** START **

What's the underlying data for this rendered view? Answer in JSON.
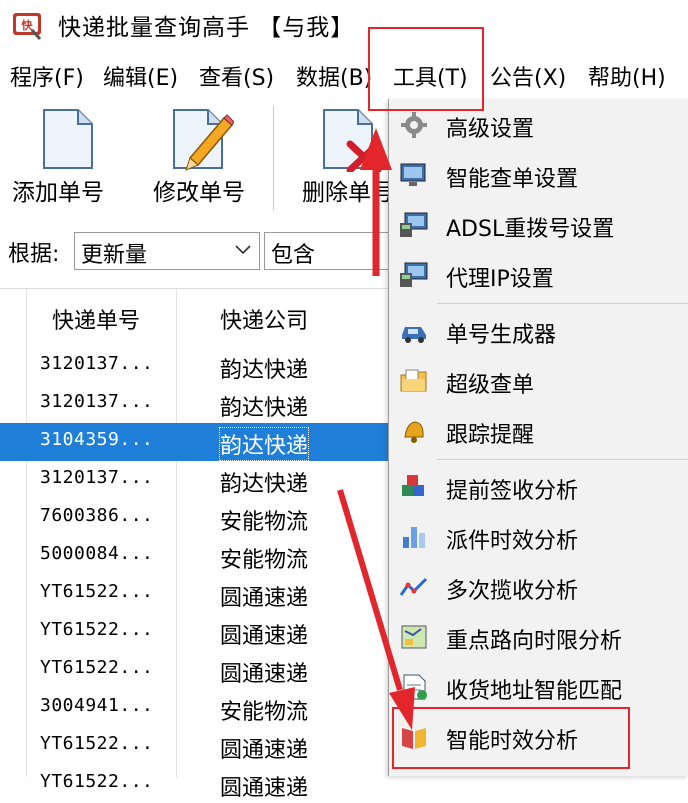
{
  "window": {
    "title": "快递批量查询高手 【与我】"
  },
  "menubar": {
    "items": [
      {
        "label": "程序(F)"
      },
      {
        "label": "编辑(E)"
      },
      {
        "label": "查看(S)"
      },
      {
        "label": "数据(B)"
      },
      {
        "label": "工具(T)"
      },
      {
        "label": "公告(X)"
      },
      {
        "label": "帮助(H)"
      }
    ]
  },
  "toolbar": {
    "add_label": "添加单号",
    "edit_label": "修改单号",
    "delete_label": "删除单号"
  },
  "filter": {
    "label": "根据:",
    "field_value": "更新量",
    "op_value": "包含"
  },
  "grid": {
    "columns": [
      "快递单号",
      "快递公司"
    ],
    "rows": [
      {
        "no": "3120137...",
        "company": "韵达快递"
      },
      {
        "no": "3120137...",
        "company": "韵达快递"
      },
      {
        "no": "3104359...",
        "company": "韵达快递"
      },
      {
        "no": "3120137...",
        "company": "韵达快递"
      },
      {
        "no": "7600386...",
        "company": "安能物流"
      },
      {
        "no": "5000084...",
        "company": "安能物流"
      },
      {
        "no": "YT61522...",
        "company": "圆通速递"
      },
      {
        "no": "YT61522...",
        "company": "圆通速递"
      },
      {
        "no": "YT61522...",
        "company": "圆通速递"
      },
      {
        "no": "3004941...",
        "company": "安能物流"
      },
      {
        "no": "YT61522...",
        "company": "圆通速递"
      },
      {
        "no": "YT61522...",
        "company": "圆通速递"
      }
    ],
    "selected_row": 3
  },
  "tools_menu": {
    "items": [
      {
        "label": "高级设置",
        "icon": "gear-icon"
      },
      {
        "label": "智能查单设置",
        "icon": "monitor-icon"
      },
      {
        "label": "ADSL重拨号设置",
        "icon": "monitor-network-icon"
      },
      {
        "label": "代理IP设置",
        "icon": "monitor-network-icon"
      },
      {
        "label": "单号生成器",
        "icon": "car-icon"
      },
      {
        "label": "超级查单",
        "icon": "folder-icon"
      },
      {
        "label": "跟踪提醒",
        "icon": "bell-icon"
      },
      {
        "label": "提前签收分析",
        "icon": "cubes-icon"
      },
      {
        "label": "派件时效分析",
        "icon": "bar-chart-icon"
      },
      {
        "label": "多次揽收分析",
        "icon": "line-chart-icon"
      },
      {
        "label": "重点路向时限分析",
        "icon": "map-icon"
      },
      {
        "label": "收货地址智能匹配",
        "icon": "document-icon"
      },
      {
        "label": "智能时效分析",
        "icon": "book-icon"
      }
    ]
  },
  "colors": {
    "selection": "#1f7fd8",
    "annotation_red": "#e2262b",
    "menu_bg": "#f2f2f2",
    "menu_highlight": "#cce4f7"
  }
}
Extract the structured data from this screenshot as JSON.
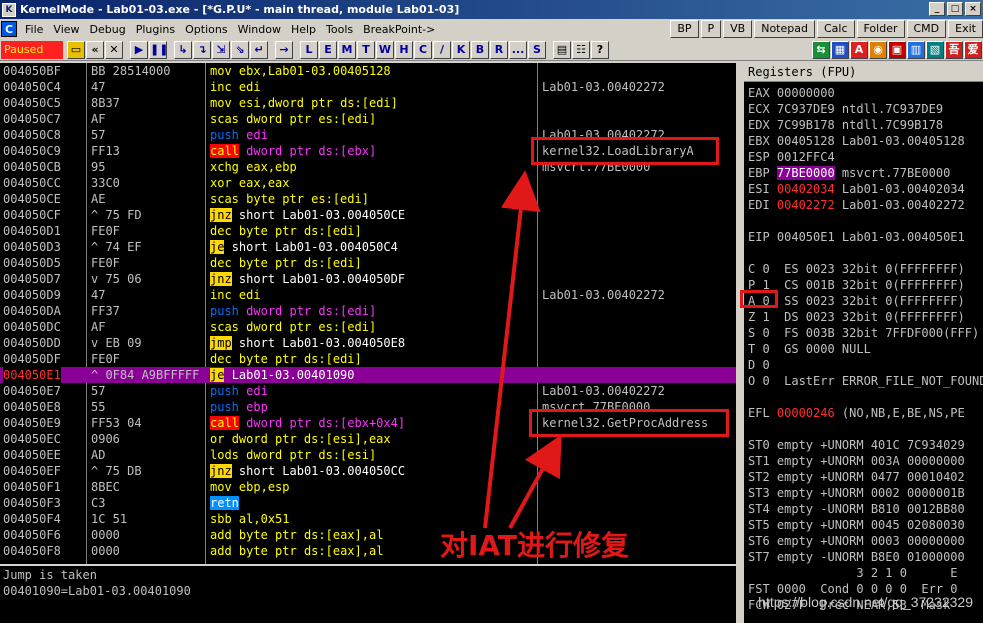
{
  "window": {
    "title": "KernelMode - Lab01-03.exe - [*G.P.U* - main thread, module Lab01-03]",
    "app_icon": "K"
  },
  "menu": {
    "icon": "C",
    "items": [
      "File",
      "View",
      "Debug",
      "Plugins",
      "Options",
      "Window",
      "Help",
      "Tools",
      "BreakPoint->"
    ],
    "right_buttons": [
      "BP",
      "P",
      "VB",
      "Notepad",
      "Calc",
      "Folder",
      "CMD",
      "Exit"
    ]
  },
  "toolbar": {
    "status": "Paused",
    "letters": [
      "L",
      "E",
      "M",
      "T",
      "W",
      "H",
      "C",
      "/",
      "K",
      "B",
      "R",
      "...",
      "S"
    ]
  },
  "disasm": {
    "rows": [
      {
        "addr": "004050BF",
        "hex": "BB 28514000",
        "op": "mov",
        "rest": "ebx,Lab01-03.00405128",
        "kind": "normal",
        "cmt": ""
      },
      {
        "addr": "004050C4",
        "hex": "47",
        "op": "inc",
        "rest": "edi",
        "kind": "normal",
        "cmt": "Lab01-03.00402272"
      },
      {
        "addr": "004050C5",
        "hex": "8B37",
        "op": "mov",
        "rest": "esi,dword ptr ds:[edi]",
        "kind": "normal",
        "cmt": ""
      },
      {
        "addr": "004050C7",
        "hex": "AF",
        "op": "scas",
        "rest": "dword ptr es:[edi]",
        "kind": "normal",
        "cmt": ""
      },
      {
        "addr": "004050C8",
        "hex": "57",
        "op": "push",
        "rest": "edi",
        "kind": "push",
        "cmt": "Lab01-03.00402272"
      },
      {
        "addr": "004050C9",
        "hex": "FF13",
        "op": "call",
        "rest": "dword ptr ds:[ebx]",
        "kind": "call",
        "cmt": "kernel32.LoadLibraryA"
      },
      {
        "addr": "004050CB",
        "hex": "95",
        "op": "xchg",
        "rest": "eax,ebp",
        "kind": "normal",
        "cmt": "msvcrt.77BE0000"
      },
      {
        "addr": "004050CC",
        "hex": "33C0",
        "op": "xor",
        "rest": "eax,eax",
        "kind": "normal",
        "cmt": ""
      },
      {
        "addr": "004050CE",
        "hex": "AE",
        "op": "scas",
        "rest": "byte ptr es:[edi]",
        "kind": "normal",
        "cmt": ""
      },
      {
        "addr": "004050CF",
        "hex": "^ 75 FD",
        "op": "jnz",
        "rest": "short Lab01-03.004050CE",
        "kind": "jcc",
        "cmt": ""
      },
      {
        "addr": "004050D1",
        "hex": "FE0F",
        "op": "dec",
        "rest": "byte ptr ds:[edi]",
        "kind": "normal",
        "cmt": ""
      },
      {
        "addr": "004050D3",
        "hex": "^ 74 EF",
        "op": "je",
        "rest": "short Lab01-03.004050C4",
        "kind": "jcc",
        "cmt": ""
      },
      {
        "addr": "004050D5",
        "hex": "FE0F",
        "op": "dec",
        "rest": "byte ptr ds:[edi]",
        "kind": "normal",
        "cmt": ""
      },
      {
        "addr": "004050D7",
        "hex": "v 75 06",
        "op": "jnz",
        "rest": "short Lab01-03.004050DF",
        "kind": "jcc",
        "cmt": ""
      },
      {
        "addr": "004050D9",
        "hex": "47",
        "op": "inc",
        "rest": "edi",
        "kind": "normal",
        "cmt": "Lab01-03.00402272"
      },
      {
        "addr": "004050DA",
        "hex": "FF37",
        "op": "push",
        "rest": "dword ptr ds:[edi]",
        "kind": "push",
        "cmt": ""
      },
      {
        "addr": "004050DC",
        "hex": "AF",
        "op": "scas",
        "rest": "dword ptr es:[edi]",
        "kind": "normal",
        "cmt": ""
      },
      {
        "addr": "004050DD",
        "hex": "v EB 09",
        "op": "jmp",
        "rest": "short Lab01-03.004050E8",
        "kind": "jcc",
        "cmt": ""
      },
      {
        "addr": "004050DF",
        "hex": "FE0F",
        "op": "dec",
        "rest": "byte ptr ds:[edi]",
        "kind": "normal",
        "cmt": ""
      },
      {
        "addr": "004050E1",
        "hex": "^ 0F84 A9BFFFFF",
        "op": "je",
        "rest": "Lab01-03.00401090",
        "kind": "current",
        "cmt": ""
      },
      {
        "addr": "004050E7",
        "hex": "57",
        "op": "push",
        "rest": "edi",
        "kind": "push",
        "cmt": "Lab01-03.00402272"
      },
      {
        "addr": "004050E8",
        "hex": "55",
        "op": "push",
        "rest": "ebp",
        "kind": "push",
        "cmt": "msvcrt.77BE0000"
      },
      {
        "addr": "004050E9",
        "hex": "FF53 04",
        "op": "call",
        "rest": "dword ptr ds:[ebx+0x4]",
        "kind": "call",
        "cmt": "kernel32.GetProcAddress"
      },
      {
        "addr": "004050EC",
        "hex": "0906",
        "op": "or",
        "rest": "dword ptr ds:[esi],eax",
        "kind": "normal",
        "cmt": ""
      },
      {
        "addr": "004050EE",
        "hex": "AD",
        "op": "lods",
        "rest": "dword ptr ds:[esi]",
        "kind": "normal",
        "cmt": ""
      },
      {
        "addr": "004050EF",
        "hex": "^ 75 DB",
        "op": "jnz",
        "rest": "short Lab01-03.004050CC",
        "kind": "jcc",
        "cmt": ""
      },
      {
        "addr": "004050F1",
        "hex": "8BEC",
        "op": "mov",
        "rest": "ebp,esp",
        "kind": "normal",
        "cmt": ""
      },
      {
        "addr": "004050F3",
        "hex": "C3",
        "op": "retn",
        "rest": "",
        "kind": "ret",
        "cmt": ""
      },
      {
        "addr": "004050F4",
        "hex": "1C 51",
        "op": "sbb",
        "rest": "al,0x51",
        "kind": "normal",
        "cmt": ""
      },
      {
        "addr": "004050F6",
        "hex": "0000",
        "op": "add",
        "rest": "byte ptr ds:[eax],al",
        "kind": "normal",
        "cmt": ""
      },
      {
        "addr": "004050F8",
        "hex": "0000",
        "op": "add",
        "rest": "byte ptr ds:[eax],al",
        "kind": "normal",
        "cmt": ""
      }
    ]
  },
  "info": {
    "line1": "Jump is taken",
    "line2": "00401090=Lab01-03.00401090"
  },
  "registers": {
    "header": "Registers (FPU)",
    "lines": [
      {
        "text": "EAX 00000000",
        "pre": "",
        "val": "",
        "post": "",
        "style": ""
      },
      {
        "text": "ECX 7C937DE9 ntdll.7C937DE9"
      },
      {
        "text": "EDX 7C99B178 ntdll.7C99B178"
      },
      {
        "text": "EBX 00405128 Lab01-03.00405128"
      },
      {
        "text": "ESP 0012FFC4"
      },
      {
        "pre": "EBP ",
        "val": "77BE0000",
        "post": " msvcrt.77BE0000",
        "style": "hl"
      },
      {
        "pre": "ESI ",
        "val": "00402034",
        "post": " Lab01-03.00402034",
        "style": "red"
      },
      {
        "pre": "EDI ",
        "val": "00402272",
        "post": " Lab01-03.00402272",
        "style": "red"
      },
      {
        "text": ""
      },
      {
        "text": "EIP 004050E1 Lab01-03.004050E1"
      },
      {
        "text": ""
      },
      {
        "text": "C 0  ES 0023 32bit 0(FFFFFFFF)"
      },
      {
        "text": "P 1  CS 001B 32bit 0(FFFFFFFF)"
      },
      {
        "text": "A 0  SS 0023 32bit 0(FFFFFFFF)"
      },
      {
        "text": "Z 1  DS 0023 32bit 0(FFFFFFFF)"
      },
      {
        "text": "S 0  FS 003B 32bit 7FFDF000(FFF)"
      },
      {
        "text": "T 0  GS 0000 NULL"
      },
      {
        "text": "D 0"
      },
      {
        "text": "O 0  LastErr ERROR_FILE_NOT_FOUND"
      },
      {
        "text": ""
      },
      {
        "pre": "EFL ",
        "val": "00000246",
        "post": " (NO,NB,E,BE,NS,PE",
        "style": "red"
      },
      {
        "text": ""
      },
      {
        "text": "ST0 empty +UNORM 401C 7C934029"
      },
      {
        "text": "ST1 empty +UNORM 003A 00000000"
      },
      {
        "text": "ST2 empty +UNORM 0477 00010402"
      },
      {
        "text": "ST3 empty +UNORM 0002 0000001B"
      },
      {
        "text": "ST4 empty -UNORM B810 0012BB80"
      },
      {
        "text": "ST5 empty +UNORM 0045 02080030"
      },
      {
        "text": "ST6 empty +UNORM 0003 00000000"
      },
      {
        "text": "ST7 empty -UNORM B8E0 01000000"
      },
      {
        "text": "               3 2 1 0      E"
      },
      {
        "text": "FST 0000  Cond 0 0 0 0  Err 0"
      },
      {
        "text": "FCW 027F  Prec NEAR,53  Mask"
      }
    ]
  },
  "annotation": {
    "caption": "对IAT进行修复"
  },
  "watermark": "https://blog.csdn.net/qq_37232329"
}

** END **

Required work ->
Provide the number of lines in the data above that contain the string "title", and nothing else.

Full response ->
2